• EXERCISE REQUIREMENTS
Quote every line as given.
.....
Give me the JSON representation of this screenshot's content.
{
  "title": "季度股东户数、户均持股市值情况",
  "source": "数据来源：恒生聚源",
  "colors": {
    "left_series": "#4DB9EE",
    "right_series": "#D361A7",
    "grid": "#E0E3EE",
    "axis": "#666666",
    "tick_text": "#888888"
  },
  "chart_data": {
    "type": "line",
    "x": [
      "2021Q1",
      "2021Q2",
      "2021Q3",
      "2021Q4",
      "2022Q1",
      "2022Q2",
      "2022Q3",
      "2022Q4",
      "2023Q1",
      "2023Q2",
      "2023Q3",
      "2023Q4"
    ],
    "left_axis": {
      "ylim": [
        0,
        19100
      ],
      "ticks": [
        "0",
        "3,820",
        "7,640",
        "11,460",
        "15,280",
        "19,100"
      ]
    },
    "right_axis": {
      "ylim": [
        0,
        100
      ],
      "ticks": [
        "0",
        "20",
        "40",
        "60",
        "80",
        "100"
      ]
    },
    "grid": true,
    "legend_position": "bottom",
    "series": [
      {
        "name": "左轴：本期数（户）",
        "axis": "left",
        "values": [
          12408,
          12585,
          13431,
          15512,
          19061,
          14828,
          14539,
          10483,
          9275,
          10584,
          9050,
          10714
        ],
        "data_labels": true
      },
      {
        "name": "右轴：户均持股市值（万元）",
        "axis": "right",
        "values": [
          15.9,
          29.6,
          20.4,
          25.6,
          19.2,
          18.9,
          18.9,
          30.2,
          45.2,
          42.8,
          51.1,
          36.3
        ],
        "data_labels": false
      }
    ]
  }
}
.....
• THE OUTPUT
Give me the JSON representation of this screenshot's content.
{
  "title": "季度股东户数、户均持股市值情况",
  "source": "数据来源：恒生聚源",
  "colors": {
    "left_series": "#4DB9EE",
    "right_series": "#D361A7",
    "grid": "#E0E3EE",
    "axis": "#666666",
    "tick_text": "#888888"
  },
  "chart_data": {
    "type": "line",
    "x": [
      "2021Q1",
      "2021Q2",
      "2021Q3",
      "2021Q4",
      "2022Q1",
      "2022Q2",
      "2022Q3",
      "2022Q4",
      "2023Q1",
      "2023Q2",
      "2023Q3",
      "2023Q4"
    ],
    "left_axis": {
      "ylim": [
        0,
        19100
      ],
      "ticks": [
        "0",
        "3,820",
        "7,640",
        "11,460",
        "15,280",
        "19,100"
      ]
    },
    "right_axis": {
      "ylim": [
        0,
        100
      ],
      "ticks": [
        "0",
        "20",
        "40",
        "60",
        "80",
        "100"
      ]
    },
    "grid": true,
    "legend_position": "bottom",
    "series": [
      {
        "name": "左轴：本期数（户）",
        "axis": "left",
        "values": [
          12408,
          12585,
          13431,
          15512,
          19061,
          14828,
          14539,
          10483,
          9275,
          10584,
          9050,
          10714
        ],
        "data_labels": true
      },
      {
        "name": "右轴：户均持股市值（万元）",
        "axis": "right",
        "values": [
          15.9,
          29.6,
          20.4,
          25.6,
          19.2,
          18.9,
          18.9,
          30.2,
          45.2,
          42.8,
          51.1,
          36.3
        ],
        "data_labels": false
      }
    ]
  }
}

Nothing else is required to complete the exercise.